■ **The exercise**
Say how many lines contain the word "ylabel" and give no other text.

* BEGIN Records for this task *

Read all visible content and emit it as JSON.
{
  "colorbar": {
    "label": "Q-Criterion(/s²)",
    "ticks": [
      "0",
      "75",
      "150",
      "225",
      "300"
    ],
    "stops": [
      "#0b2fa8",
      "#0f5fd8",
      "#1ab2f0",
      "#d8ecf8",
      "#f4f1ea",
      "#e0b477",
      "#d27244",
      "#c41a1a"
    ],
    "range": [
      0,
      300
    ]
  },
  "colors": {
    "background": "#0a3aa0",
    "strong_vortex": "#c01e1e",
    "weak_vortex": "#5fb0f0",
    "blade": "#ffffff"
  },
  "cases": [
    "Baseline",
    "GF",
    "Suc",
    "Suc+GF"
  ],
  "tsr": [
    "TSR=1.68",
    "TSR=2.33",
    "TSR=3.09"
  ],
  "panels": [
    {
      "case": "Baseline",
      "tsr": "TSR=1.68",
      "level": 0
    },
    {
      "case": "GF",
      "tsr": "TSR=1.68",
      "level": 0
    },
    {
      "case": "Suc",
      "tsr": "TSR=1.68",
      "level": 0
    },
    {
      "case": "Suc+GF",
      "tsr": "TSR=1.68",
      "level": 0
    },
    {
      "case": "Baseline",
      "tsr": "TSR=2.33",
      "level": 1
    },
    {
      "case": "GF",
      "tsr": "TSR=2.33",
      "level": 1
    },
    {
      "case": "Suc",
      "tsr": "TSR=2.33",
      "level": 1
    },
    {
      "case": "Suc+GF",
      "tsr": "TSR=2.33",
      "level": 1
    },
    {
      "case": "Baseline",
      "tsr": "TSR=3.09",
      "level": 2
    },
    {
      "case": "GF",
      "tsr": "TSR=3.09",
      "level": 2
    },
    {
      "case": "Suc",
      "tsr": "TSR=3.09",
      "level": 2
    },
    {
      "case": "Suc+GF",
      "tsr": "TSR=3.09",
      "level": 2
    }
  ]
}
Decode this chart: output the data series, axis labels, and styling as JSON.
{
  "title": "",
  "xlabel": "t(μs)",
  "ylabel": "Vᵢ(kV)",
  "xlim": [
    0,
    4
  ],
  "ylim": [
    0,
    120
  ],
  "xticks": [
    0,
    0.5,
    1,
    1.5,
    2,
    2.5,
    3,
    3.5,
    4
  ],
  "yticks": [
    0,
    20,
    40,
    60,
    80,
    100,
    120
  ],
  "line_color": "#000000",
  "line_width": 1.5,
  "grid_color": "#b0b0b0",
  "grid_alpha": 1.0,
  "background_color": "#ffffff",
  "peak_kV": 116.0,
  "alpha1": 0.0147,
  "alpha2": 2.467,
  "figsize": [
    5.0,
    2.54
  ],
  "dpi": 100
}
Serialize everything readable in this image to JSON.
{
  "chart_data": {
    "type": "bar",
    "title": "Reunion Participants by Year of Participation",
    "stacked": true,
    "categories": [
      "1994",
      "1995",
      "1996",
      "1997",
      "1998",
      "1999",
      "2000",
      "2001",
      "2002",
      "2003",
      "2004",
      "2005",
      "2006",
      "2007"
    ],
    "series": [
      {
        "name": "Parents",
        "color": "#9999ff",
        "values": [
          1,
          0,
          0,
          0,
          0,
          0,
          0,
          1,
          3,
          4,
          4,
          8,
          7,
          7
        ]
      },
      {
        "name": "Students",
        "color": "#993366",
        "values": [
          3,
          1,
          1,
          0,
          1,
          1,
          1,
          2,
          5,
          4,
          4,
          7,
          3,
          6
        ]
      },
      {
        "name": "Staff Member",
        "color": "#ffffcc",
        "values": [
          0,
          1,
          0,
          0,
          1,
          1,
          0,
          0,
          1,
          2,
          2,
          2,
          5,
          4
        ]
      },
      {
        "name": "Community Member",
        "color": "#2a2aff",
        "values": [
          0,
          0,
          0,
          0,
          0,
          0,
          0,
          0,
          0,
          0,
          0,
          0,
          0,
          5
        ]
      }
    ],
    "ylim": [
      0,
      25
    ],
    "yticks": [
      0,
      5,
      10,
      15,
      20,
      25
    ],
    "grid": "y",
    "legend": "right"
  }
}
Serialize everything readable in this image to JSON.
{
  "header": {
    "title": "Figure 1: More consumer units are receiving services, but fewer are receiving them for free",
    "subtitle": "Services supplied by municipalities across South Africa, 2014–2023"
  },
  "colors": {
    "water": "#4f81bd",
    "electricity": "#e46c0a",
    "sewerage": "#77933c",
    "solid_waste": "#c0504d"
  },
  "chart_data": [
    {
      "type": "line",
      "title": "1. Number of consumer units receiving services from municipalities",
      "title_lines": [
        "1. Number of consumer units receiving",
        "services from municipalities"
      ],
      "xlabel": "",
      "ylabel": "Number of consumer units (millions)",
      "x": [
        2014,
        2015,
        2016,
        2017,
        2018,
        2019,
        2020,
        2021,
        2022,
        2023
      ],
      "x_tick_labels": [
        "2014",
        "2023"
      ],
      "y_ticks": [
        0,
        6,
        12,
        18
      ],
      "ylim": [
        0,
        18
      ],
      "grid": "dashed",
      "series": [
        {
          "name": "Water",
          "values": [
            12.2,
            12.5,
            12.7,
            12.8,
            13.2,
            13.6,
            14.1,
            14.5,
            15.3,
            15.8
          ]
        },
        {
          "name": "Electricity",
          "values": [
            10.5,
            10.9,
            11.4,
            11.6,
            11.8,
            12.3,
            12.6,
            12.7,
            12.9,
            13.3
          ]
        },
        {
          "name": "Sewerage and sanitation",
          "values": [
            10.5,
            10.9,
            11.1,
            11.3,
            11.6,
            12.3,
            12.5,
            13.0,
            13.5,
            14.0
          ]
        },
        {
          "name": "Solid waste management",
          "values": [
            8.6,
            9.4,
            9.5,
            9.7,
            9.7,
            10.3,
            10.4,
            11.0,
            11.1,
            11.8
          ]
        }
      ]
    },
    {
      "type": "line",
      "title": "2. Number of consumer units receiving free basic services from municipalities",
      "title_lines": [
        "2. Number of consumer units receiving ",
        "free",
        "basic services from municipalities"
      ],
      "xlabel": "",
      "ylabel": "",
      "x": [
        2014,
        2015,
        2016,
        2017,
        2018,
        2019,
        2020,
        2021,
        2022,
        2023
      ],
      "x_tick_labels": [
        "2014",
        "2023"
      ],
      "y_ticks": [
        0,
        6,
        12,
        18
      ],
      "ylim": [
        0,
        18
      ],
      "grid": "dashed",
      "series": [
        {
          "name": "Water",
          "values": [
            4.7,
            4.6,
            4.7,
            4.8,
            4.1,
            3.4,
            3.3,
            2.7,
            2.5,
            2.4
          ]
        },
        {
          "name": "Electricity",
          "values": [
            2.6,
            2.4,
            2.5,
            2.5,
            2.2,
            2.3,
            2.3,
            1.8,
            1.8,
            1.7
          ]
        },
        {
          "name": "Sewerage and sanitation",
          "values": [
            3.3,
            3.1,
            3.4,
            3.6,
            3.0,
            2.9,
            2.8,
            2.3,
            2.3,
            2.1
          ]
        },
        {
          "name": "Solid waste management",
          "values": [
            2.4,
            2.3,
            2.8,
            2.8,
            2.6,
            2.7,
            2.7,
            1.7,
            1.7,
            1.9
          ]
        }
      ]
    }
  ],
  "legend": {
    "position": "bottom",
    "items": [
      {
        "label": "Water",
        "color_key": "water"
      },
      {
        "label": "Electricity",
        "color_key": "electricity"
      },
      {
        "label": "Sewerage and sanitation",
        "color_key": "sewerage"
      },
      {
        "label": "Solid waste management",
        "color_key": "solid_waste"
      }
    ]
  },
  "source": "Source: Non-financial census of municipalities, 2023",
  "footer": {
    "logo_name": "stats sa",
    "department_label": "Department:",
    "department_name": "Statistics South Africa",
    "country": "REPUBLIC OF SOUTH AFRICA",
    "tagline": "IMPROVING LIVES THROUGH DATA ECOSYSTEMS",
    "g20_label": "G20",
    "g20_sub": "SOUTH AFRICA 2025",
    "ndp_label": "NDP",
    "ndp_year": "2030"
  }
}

* END Records for this task *

■ **The answer**
3